Data entries:

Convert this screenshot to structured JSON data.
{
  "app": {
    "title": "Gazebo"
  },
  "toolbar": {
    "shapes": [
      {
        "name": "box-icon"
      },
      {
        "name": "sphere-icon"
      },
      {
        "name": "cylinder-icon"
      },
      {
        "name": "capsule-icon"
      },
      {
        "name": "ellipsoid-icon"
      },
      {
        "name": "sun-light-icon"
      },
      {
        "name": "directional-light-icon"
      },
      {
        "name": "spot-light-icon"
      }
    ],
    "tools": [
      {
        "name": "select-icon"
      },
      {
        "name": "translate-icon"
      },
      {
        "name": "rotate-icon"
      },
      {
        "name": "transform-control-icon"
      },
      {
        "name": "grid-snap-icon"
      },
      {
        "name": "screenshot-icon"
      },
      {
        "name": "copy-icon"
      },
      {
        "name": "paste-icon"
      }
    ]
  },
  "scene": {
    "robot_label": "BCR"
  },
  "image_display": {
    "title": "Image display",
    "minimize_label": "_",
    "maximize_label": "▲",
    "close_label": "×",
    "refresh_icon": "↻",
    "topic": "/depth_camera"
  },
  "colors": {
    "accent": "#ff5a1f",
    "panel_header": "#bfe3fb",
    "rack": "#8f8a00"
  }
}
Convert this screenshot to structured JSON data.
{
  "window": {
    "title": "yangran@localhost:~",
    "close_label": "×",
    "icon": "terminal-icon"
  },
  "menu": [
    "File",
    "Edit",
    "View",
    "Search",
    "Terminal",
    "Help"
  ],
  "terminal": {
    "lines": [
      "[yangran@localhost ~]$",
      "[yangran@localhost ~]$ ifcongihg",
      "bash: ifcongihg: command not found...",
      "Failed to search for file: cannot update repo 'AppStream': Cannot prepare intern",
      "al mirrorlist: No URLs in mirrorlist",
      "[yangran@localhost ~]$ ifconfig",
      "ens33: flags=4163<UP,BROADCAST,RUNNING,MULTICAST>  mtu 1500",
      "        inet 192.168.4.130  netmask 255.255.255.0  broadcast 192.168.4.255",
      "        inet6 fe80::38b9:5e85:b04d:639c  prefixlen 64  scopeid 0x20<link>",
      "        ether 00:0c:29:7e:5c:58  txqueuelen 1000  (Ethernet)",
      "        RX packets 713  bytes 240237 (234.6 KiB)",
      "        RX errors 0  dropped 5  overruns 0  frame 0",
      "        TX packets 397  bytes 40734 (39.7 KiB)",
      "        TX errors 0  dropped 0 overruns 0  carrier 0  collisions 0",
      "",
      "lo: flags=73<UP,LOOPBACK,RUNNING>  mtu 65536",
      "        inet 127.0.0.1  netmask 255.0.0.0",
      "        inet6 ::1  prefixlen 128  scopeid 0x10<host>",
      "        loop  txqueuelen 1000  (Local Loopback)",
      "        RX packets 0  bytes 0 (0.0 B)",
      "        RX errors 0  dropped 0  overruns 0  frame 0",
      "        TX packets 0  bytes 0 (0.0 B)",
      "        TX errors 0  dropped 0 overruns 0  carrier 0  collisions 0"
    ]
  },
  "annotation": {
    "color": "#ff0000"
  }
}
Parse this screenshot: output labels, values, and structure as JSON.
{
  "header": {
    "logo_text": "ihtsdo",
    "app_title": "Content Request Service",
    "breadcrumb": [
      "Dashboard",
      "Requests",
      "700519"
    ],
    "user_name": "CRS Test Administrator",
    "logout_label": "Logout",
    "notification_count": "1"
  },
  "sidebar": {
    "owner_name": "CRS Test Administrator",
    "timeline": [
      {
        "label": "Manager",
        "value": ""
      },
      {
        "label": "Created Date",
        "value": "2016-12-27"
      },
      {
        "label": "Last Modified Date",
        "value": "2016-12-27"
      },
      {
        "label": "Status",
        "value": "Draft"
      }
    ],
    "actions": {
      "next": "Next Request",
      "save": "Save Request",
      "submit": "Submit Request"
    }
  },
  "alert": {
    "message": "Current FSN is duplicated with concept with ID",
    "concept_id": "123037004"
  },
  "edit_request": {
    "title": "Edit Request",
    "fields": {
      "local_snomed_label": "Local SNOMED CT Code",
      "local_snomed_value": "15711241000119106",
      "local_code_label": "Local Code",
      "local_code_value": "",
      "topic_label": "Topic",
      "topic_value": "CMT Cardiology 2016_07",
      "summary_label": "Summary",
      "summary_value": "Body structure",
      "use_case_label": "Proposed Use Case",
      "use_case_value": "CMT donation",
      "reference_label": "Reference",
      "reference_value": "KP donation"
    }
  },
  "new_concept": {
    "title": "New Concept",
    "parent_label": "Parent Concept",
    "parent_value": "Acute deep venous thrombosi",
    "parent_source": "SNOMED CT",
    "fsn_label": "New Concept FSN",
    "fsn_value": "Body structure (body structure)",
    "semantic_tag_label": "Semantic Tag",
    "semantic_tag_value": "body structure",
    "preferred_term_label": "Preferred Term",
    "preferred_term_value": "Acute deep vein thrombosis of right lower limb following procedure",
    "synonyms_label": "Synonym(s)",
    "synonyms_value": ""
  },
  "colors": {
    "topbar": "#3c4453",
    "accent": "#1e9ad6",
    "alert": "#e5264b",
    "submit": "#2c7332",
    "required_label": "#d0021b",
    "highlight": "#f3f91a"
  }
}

**Work to complete:** Go through the listing above and list every line that has the word "carrier".

**Answer to this exercise:**
      "        TX errors 0  dropped 0 overruns 0  carrier 0  collisions 0",
      "        TX errors 0  dropped 0 overruns 0  carrier 0  collisions 0"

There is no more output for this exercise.